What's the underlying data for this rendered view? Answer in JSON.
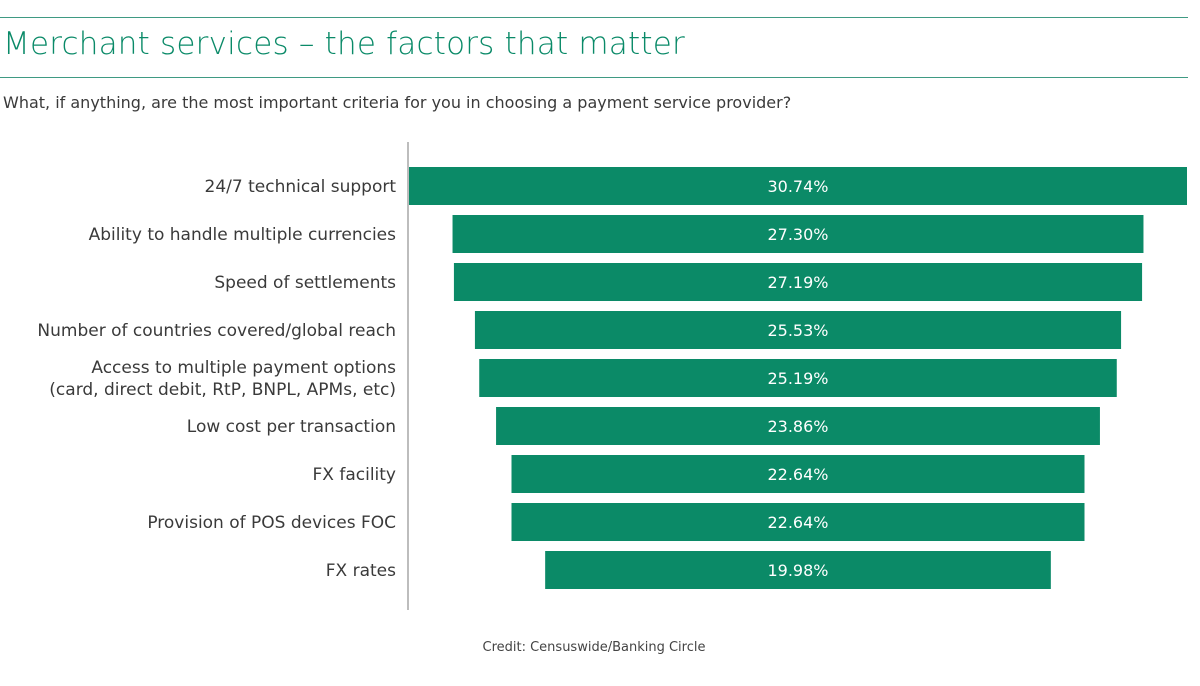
{
  "header": {
    "title": "Merchant services – the factors that matter",
    "subtitle": "What, if anything, are the most important criteria for you in choosing a payment service provider?"
  },
  "colors": {
    "accent": "#0a8a68",
    "bar": "#0b8a67",
    "rule": "#3f9a83",
    "axis": "#bdbdbd"
  },
  "chart_data": {
    "type": "bar",
    "orientation": "horizontal",
    "alignment": "centered",
    "categories": [
      "24/7 technical support",
      "Ability to handle multiple currencies",
      "Speed of settlements",
      "Number of countries covered/global reach",
      "Access to multiple payment options\n(card, direct debit, RtP, BNPL, APMs, etc)",
      "Low cost per transaction",
      "FX facility",
      "Provision of POS devices FOC",
      "FX rates"
    ],
    "values": [
      30.74,
      27.3,
      27.19,
      25.53,
      25.19,
      23.86,
      22.64,
      22.64,
      19.98
    ],
    "data_labels": [
      "30.74%",
      "27.30%",
      "27.19%",
      "25.53%",
      "25.19%",
      "23.86%",
      "22.64%",
      "22.64%",
      "19.98%"
    ],
    "unit": "%",
    "grid": false
  },
  "footer": {
    "credit": "Credit: Censuswide/Banking Circle"
  }
}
----
SET PROBLEM
Using the entries above, state how many lines include the word "What", with no other words.

SOLUTION FOR THIS PROBLEM
2